List of tasks:
1 > Answer these questions using the passage on Amazon Go stores, writing each answer on its own line and marking it with the same letter.
(a) About how long do the Amazon Meal Kits take to make a meal for two, according to the company?
(b) How large is the second Amazon Go store?
(c) At the second store, where do fresh prepared foods come from?
2 > From the passage on Amazon Go stores, name every meal or eating occasion for which the second store sells ready-to-eat, to-go options.
3 > Carry on the passage about Amazon Go stores, picking up after its final sentence.

Passage provided:

On the grocery front, the mix ranges from essentials such as bread and milk to artisan cheeses and locally made chocolates. Also offered are chef-designed Amazon Meal Kits, which the company said enable consumers to make a meal for two in about 30 minutes.
Amazon is experimenting with assortments and sizes as it opens the Amazon Go locations. For example, the second store, a 1,450-square-foot outlet opened on Aug. 28 in downtown Seattle, has largely the same cashierless, food- and beverage-focused shopping experience as the first location but with a narrower selection. Its more limited grocery assortment excludes staples like bread and milk and sells beer and wine but not liquor. Food offerings include convenience-store mainstays like snacks and drinks along with ready-to-eat, to-go breakfast, lunch, dinner and snack options. Fresh prepared foods, however, are supplied via an off-site Amazon facility rather than an in-store kitchen.

Dataset rows:

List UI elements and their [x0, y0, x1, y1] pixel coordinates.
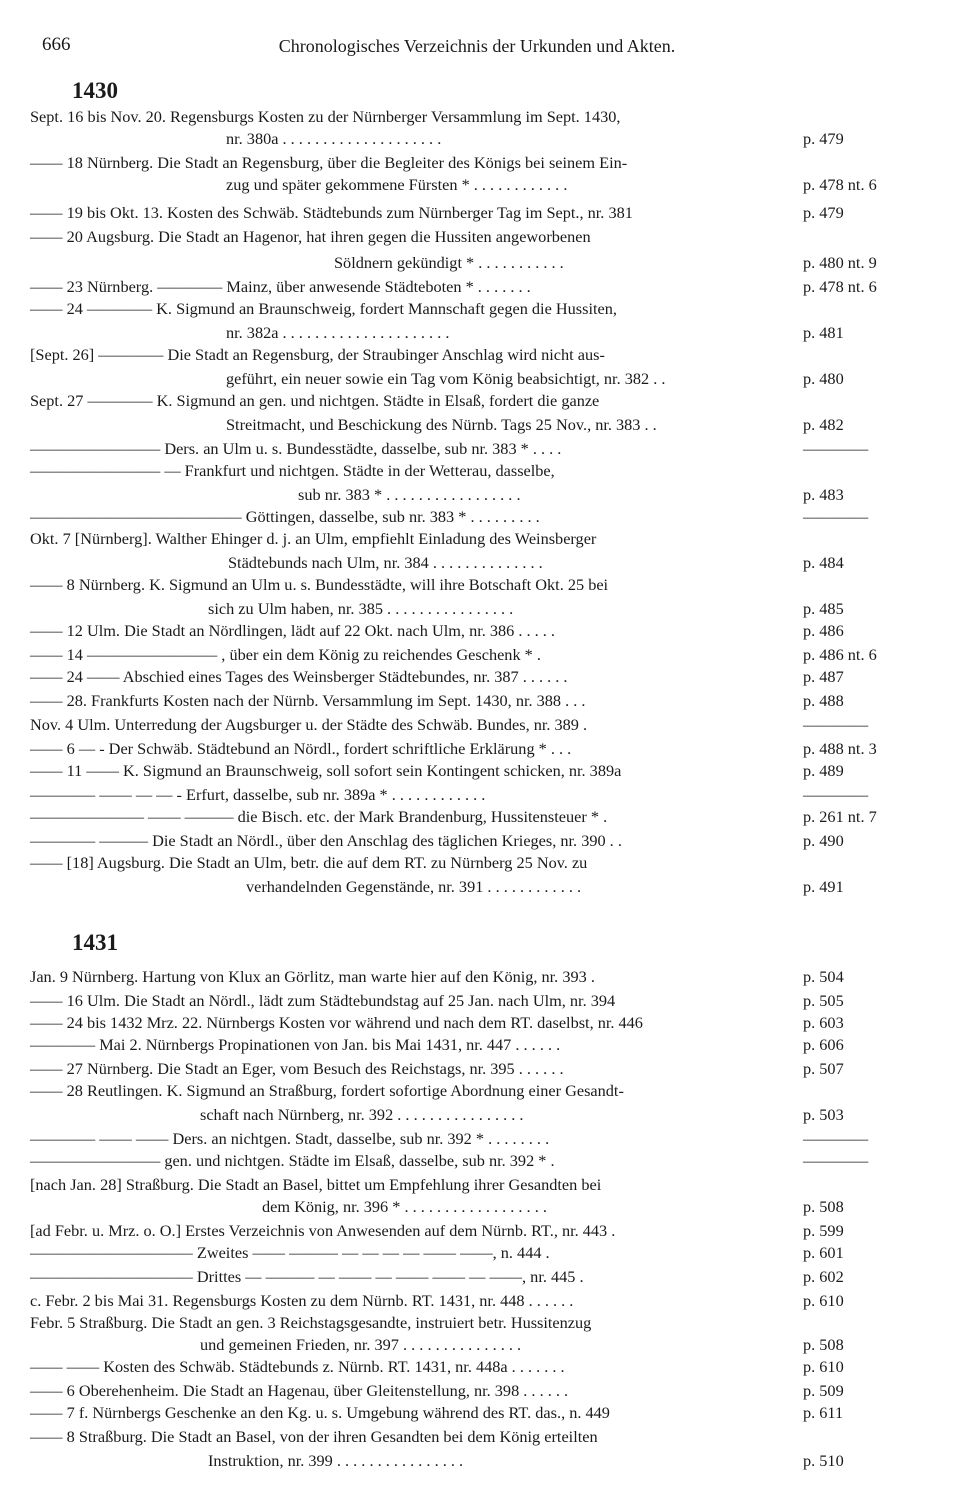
entry-line: [0, 414, 960, 436]
entry-line: [0, 666, 960, 688]
entry-line: [0, 738, 960, 760]
entry-line: [0, 438, 960, 460]
entry-line: [0, 1242, 960, 1264]
entry-line: [0, 1080, 960, 1102]
entry-line: [0, 1128, 960, 1150]
page-reference: p. 610: [803, 1291, 844, 1310]
entry-text: —————————— Zweites —— ——— — — — — —— ——, n. 444 .: [30, 1243, 550, 1262]
entry-line: [0, 226, 960, 248]
page-reference: p. 478 nt. 6: [803, 175, 877, 194]
running-title: Chronologisches Verzeichnis der Urkunden und Akten.: [278, 36, 676, 56]
page-reference: p. 611: [803, 1403, 844, 1422]
entry-text: —— 12 Ulm. Die Stadt an Nördlingen, lädt auf 22 Okt. nach Ulm, nr. 386 . . . . .: [30, 621, 555, 640]
entry-line: [0, 852, 960, 874]
entry-line: [0, 344, 960, 366]
entry-line: [0, 1174, 960, 1196]
entry-text: ———— Mai 2. Nürnbergs Propinationen von Jan. bis Mai 1431, nr. 447 . . . . . .: [30, 1035, 561, 1054]
entry-text: [Sept. 26] ———— Die Stadt an Regensburg, der Straubinger Anschlag wird nicht aus-: [30, 345, 605, 364]
page-reference: p. 479: [803, 129, 844, 148]
page-reference: p. 505: [803, 991, 844, 1010]
page-reference: p. 261 nt. 7: [803, 807, 877, 826]
page-reference: p. 508: [803, 1197, 844, 1216]
entry-text: —— [18] Augsburg. Die Stadt an Ulm, betr. die auf dem RT. zu Nürnberg 25 Nov. zu: [30, 853, 588, 872]
entry-text: Söldnern gekündigt * . . . . . . . . . . .: [334, 253, 564, 272]
page-reference: p. 509: [803, 1381, 844, 1400]
page-reference: p. 479: [803, 203, 844, 222]
page-reference: p. 503: [803, 1105, 844, 1124]
entry-text: zug und später gekommene Fürsten * . . . . . . . . . . . .: [226, 175, 568, 194]
entry-line: [0, 966, 960, 988]
entry-text: —— 19 bis Okt. 13. Kosten des Schwäb. Städtebunds zum Nürnberger Tag im Sept., nr. 381: [30, 203, 633, 222]
entry-text: [nach Jan. 28] Straßburg. Die Stadt an Basel, bittet um Empfehlung ihrer Gesandten bei: [30, 1175, 602, 1194]
entry-text: —— 14 ———————— , über ein dem König zu reichendes Geschenk * .: [30, 645, 541, 664]
page-reference: ————: [803, 1151, 869, 1170]
entry-text: —— —— Kosten des Schwäb. Städtebunds z. Nürnb. RT. 1431, nr. 448a . . . . . . .: [30, 1357, 565, 1376]
page-reference: p. 486: [803, 621, 844, 640]
entry-text: —— 20 Augsburg. Die Stadt an Hagenor, hat ihren gegen die Hussiten angeworbenen: [30, 227, 591, 246]
entry-line: [0, 106, 960, 128]
entry-text: Sept. 27 ———— K. Sigmund an gen. und nichtgen. Städte in Elsaß, fordert die ganze: [30, 391, 600, 410]
page-reference: ————: [803, 715, 869, 734]
entry-line: [0, 690, 960, 712]
entry-text: —— 28 Reutlingen. K. Sigmund an Straßburg, fordert sofortige Abordnung einer Gesandt-: [30, 1081, 624, 1100]
entry-line: [0, 806, 960, 828]
page-number: 666: [42, 34, 71, 55]
entry-text: ———————— Ders. an Ulm u. s. Bundesstädte, dasselbe, sub nr. 383 * . . . .: [30, 439, 562, 458]
entry-text: —— 24 bis 1432 Mrz. 22. Nürnbergs Kosten vor während und nach dem RT. daselbst, nr. 446: [30, 1013, 643, 1032]
entry-line: [0, 1196, 960, 1218]
page-reference: p. 478 nt. 6: [803, 277, 877, 296]
page-reference: p. 481: [803, 323, 844, 342]
entry-text: Instruktion, nr. 399 . . . . . . . . . . . . . . . .: [208, 1451, 464, 1470]
entry-line: [0, 830, 960, 852]
year-heading: 1431: [72, 930, 118, 955]
entry-text: geführt, ein neuer sowie ein Tag vom König beabsichtigt, nr. 382 . .: [226, 369, 666, 388]
entry-line: [0, 598, 960, 620]
entry-line: [0, 1266, 960, 1288]
entry-text: ———————— — Frankfurt und nichtgen. Städte in der Wetterau, dasselbe,: [30, 461, 555, 480]
entry-line: [0, 574, 960, 596]
entry-line: [0, 1104, 960, 1126]
entry-text: sub nr. 383 * . . . . . . . . . . . . . . . . .: [298, 485, 521, 504]
entry-line: [0, 1220, 960, 1242]
page-reference: ————: [803, 439, 869, 458]
page-reference: p. 483: [803, 485, 844, 504]
entry-line: [0, 714, 960, 736]
page-reference: p. 510: [803, 1451, 844, 1470]
entry-line: [0, 1012, 960, 1034]
entry-text: Jan. 9 Nürnberg. Hartung von Klux an Görlitz, man warte hier auf den König, nr. 393 .: [30, 967, 595, 986]
entry-line: [0, 484, 960, 506]
entry-line: [0, 620, 960, 642]
entry-text: nr. 382a . . . . . . . . . . . . . . . . . . . . .: [226, 323, 450, 342]
entry-text: Febr. 5 Straßburg. Die Stadt an gen. 3 Reichstagsgesandte, instruiert betr. Hussitenzug: [30, 1313, 592, 1332]
entry-text: —————————— Drittes — ——— — —— — —— —— — ——, nr. 445 .: [30, 1267, 584, 1286]
entry-line: [0, 1402, 960, 1424]
page-reference: p. 487: [803, 667, 844, 686]
entry-line: [0, 552, 960, 574]
entry-line: [0, 1356, 960, 1378]
entry-text: ———————— gen. und nichtgen. Städte im Elsaß, dasselbe, sub nr. 392 * .: [30, 1151, 555, 1170]
entry-line: [0, 252, 960, 274]
entry-line: [0, 368, 960, 390]
entry-line: [0, 990, 960, 1012]
page-reference: p. 599: [803, 1221, 844, 1240]
entry-line: [0, 460, 960, 482]
entry-line: [0, 760, 960, 782]
entry-text: —— 24 —— Abschied eines Tages des Weinsberger Städtebundes, nr. 387 . . . . . .: [30, 667, 568, 686]
entry-text: Sept. 16 bis Nov. 20. Regensburgs Kosten zu der Nürnberger Versammlung im Sept. 1430,: [30, 107, 621, 126]
page-reference: p. 484: [803, 553, 844, 572]
entry-line: [0, 202, 960, 224]
entry-text: —— 24 ———— K. Sigmund an Braunschweig, fordert Mannschaft gegen die Hussiten,: [30, 299, 617, 318]
entry-text: schaft nach Nürnberg, nr. 392 . . . . . . . . . . . . . . . .: [200, 1105, 524, 1124]
entry-text: —— 28. Frankfurts Kosten nach der Nürnb. Versammlung im Sept. 1430, nr. 388 . . .: [30, 691, 586, 710]
entry-text: —— 11 —— K. Sigmund an Braunschweig, soll sofort sein Kontingent schicken, nr. 389a: [30, 761, 622, 780]
page-reference: p. 490: [803, 831, 844, 850]
page-reference: p. 603: [803, 1013, 844, 1032]
entry-text: ———— —— —— Ders. an nichtgen. Stadt, dasselbe, sub nr. 392 * . . . . . . . .: [30, 1129, 550, 1148]
page-reference: p. 610: [803, 1357, 844, 1376]
entry-line: [0, 128, 960, 150]
entry-line: [0, 1290, 960, 1312]
entry-text: [ad Febr. u. Mrz. o. O.] Erstes Verzeichnis von Anwesenden auf dem Nürnb. RT., nr. 443 .: [30, 1221, 616, 1240]
entry-text: —— 6 Oberehenheim. Die Stadt an Hagenau, über Gleitenstellung, nr. 398 . . . . . .: [30, 1381, 569, 1400]
entry-text: ————————————— Göttingen, dasselbe, sub nr. 383 * . . . . . . . . .: [30, 507, 540, 526]
entry-text: ———— ——— Die Stadt an Nördl., über den Anschlag des täglichen Krieges, nr. 390 . .: [30, 831, 622, 850]
entry-text: —— 18 Nürnberg. Die Stadt an Regensburg, über die Begleiter des Königs bei seinem Ein-: [30, 153, 628, 172]
entry-text: —— 7 f. Nürnbergs Geschenke an den Kg. u. s. Umgebung während des RT. das., n. 449: [30, 1403, 610, 1422]
entry-text: —— 8 Nürnberg. K. Sigmund an Ulm u. s. Bundesstädte, will ihre Botschaft Okt. 25 bei: [30, 575, 609, 594]
page-reference: p. 482: [803, 415, 844, 434]
page-reference: p. 489: [803, 761, 844, 780]
entry-text: Okt. 7 [Nürnberg]. Walther Ehinger d. j. an Ulm, empfiehlt Einladung des Weinsberger: [30, 529, 597, 548]
page-reference: p. 486 nt. 6: [803, 645, 877, 664]
entry-line: [0, 506, 960, 528]
entry-line: [0, 152, 960, 174]
page-reference: p. 602: [803, 1267, 844, 1286]
entry-text: —— 8 Straßburg. Die Stadt an Basel, von der ihren Gesandten bei dem König erteilten: [30, 1427, 598, 1446]
entry-text: —— 27 Nürnberg. Die Stadt an Eger, vom Besuch des Reichstags, nr. 395 . . . . . .: [30, 1059, 564, 1078]
entry-text: —— 16 Ulm. Die Stadt an Nördl., lädt zum Städtebundstag auf 25 Jan. nach Ulm, nr. 394: [30, 991, 616, 1010]
entry-text: —— 6 — - Der Schwäb. Städtebund an Nördl., fordert schriftliche Erklärung * . . .: [30, 739, 572, 758]
page-reference: p. 491: [803, 877, 844, 896]
entry-text: c. Febr. 2 bis Mai 31. Regensburgs Kosten zu dem Nürnb. RT. 1431, nr. 448 . . . . . .: [30, 1291, 574, 1310]
entry-line: [0, 1450, 960, 1472]
entry-text: —— 23 Nürnberg. ———— Mainz, über anwesende Städteboten * . . . . . . .: [30, 277, 531, 296]
entry-line: [0, 784, 960, 806]
entry-text: sich zu Ulm haben, nr. 385 . . . . . . . . . . . . . . . .: [208, 599, 514, 618]
page-reference: p. 488: [803, 691, 844, 710]
page-reference: p. 601: [803, 1243, 844, 1262]
entry-text: Nov. 4 Ulm. Unterredung der Augsburger u. der Städte des Schwäb. Bundes, nr. 389 .: [30, 715, 588, 734]
entry-line: [0, 1034, 960, 1056]
entry-line: [0, 276, 960, 298]
entry-line: [0, 1426, 960, 1448]
entry-text: verhandelnden Gegenstände, nr. 391 . . . . . . . . . . . .: [246, 877, 582, 896]
entry-text: und gemeinen Frieden, nr. 397 . . . . . . . . . . . . . . .: [200, 1335, 522, 1354]
entry-line: [0, 1334, 960, 1356]
page-reference: p. 508: [803, 1335, 844, 1354]
entry-line: [0, 528, 960, 550]
entry-text: Streitmacht, und Beschickung des Nürnb. Tags 25 Nov., nr. 383 . .: [226, 415, 657, 434]
entry-line: [0, 1312, 960, 1334]
page-reference: p. 480: [803, 369, 844, 388]
entry-line: [0, 390, 960, 412]
page-reference: ————: [803, 507, 869, 526]
page-reference: ————: [803, 785, 869, 804]
page-reference: p. 504: [803, 967, 844, 986]
page-reference: p. 507: [803, 1059, 844, 1078]
page-reference: ————: [803, 1129, 869, 1148]
entry-line: [0, 644, 960, 666]
entry-line: [0, 322, 960, 344]
entry-text: dem König, nr. 396 * . . . . . . . . . . . . . . . . . .: [262, 1197, 547, 1216]
entry-line: [0, 1058, 960, 1080]
page-header: [42, 34, 912, 64]
entry-line: [0, 876, 960, 898]
entry-text: ———— —— — — - Erfurt, dasselbe, sub nr. 389a * . . . . . . . . . . . .: [30, 785, 486, 804]
entry-line: [0, 174, 960, 196]
entry-text: Städtebunds nach Ulm, nr. 384 . . . . . . . . . . . . . .: [228, 553, 543, 572]
page-reference: p. 488 nt. 3: [803, 739, 877, 758]
entry-line: [0, 1380, 960, 1402]
entry-line: [0, 1150, 960, 1172]
page-reference: p. 485: [803, 599, 844, 618]
entry-text: ——————— —— ——— die Bisch. etc. der Mark Brandenburg, Hussitensteuer * .: [30, 807, 608, 826]
page-reference: p. 480 nt. 9: [803, 253, 877, 272]
page-reference: p. 606: [803, 1035, 844, 1054]
entry-text: nr. 380a . . . . . . . . . . . . . . . . . . . .: [226, 129, 442, 148]
entry-line: [0, 298, 960, 320]
year-heading: 1430: [72, 78, 118, 103]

Exercise responses:
1 >
(a) About 30 minutes.
(b) 1,450 square feet.
(c) An off-site Amazon facility, not an in-store kitchen.

2 > Breakfast, lunch, dinner, snack

3 >
The most recent Amazon Go stores are more like the first in terms of size and offerings. The third location, opened on Sept. 4 in Seattle, is the largest so far at 2,100 square feet. Meanwhile, the 2,000-square-foot Chicago store marks the first Amazon Go outside Amazon’s hometown of Seattle.
Driving Amazon Go’s checkout-free shopping experience is Amazon’s “Just Walk Out” technology. Overhead cameras, weight sensors and deep learning technology detect merchandise that shoppers take from or return to shelves and keep track of the items selected in a virtual cart. Shoppers use the Amazon Go mobile app to gain entry to the store through a turnstile. When customers leave the store, the Just Walk Out technology automatically debits their Amazon account for the items they take and then sends a receipt to the app.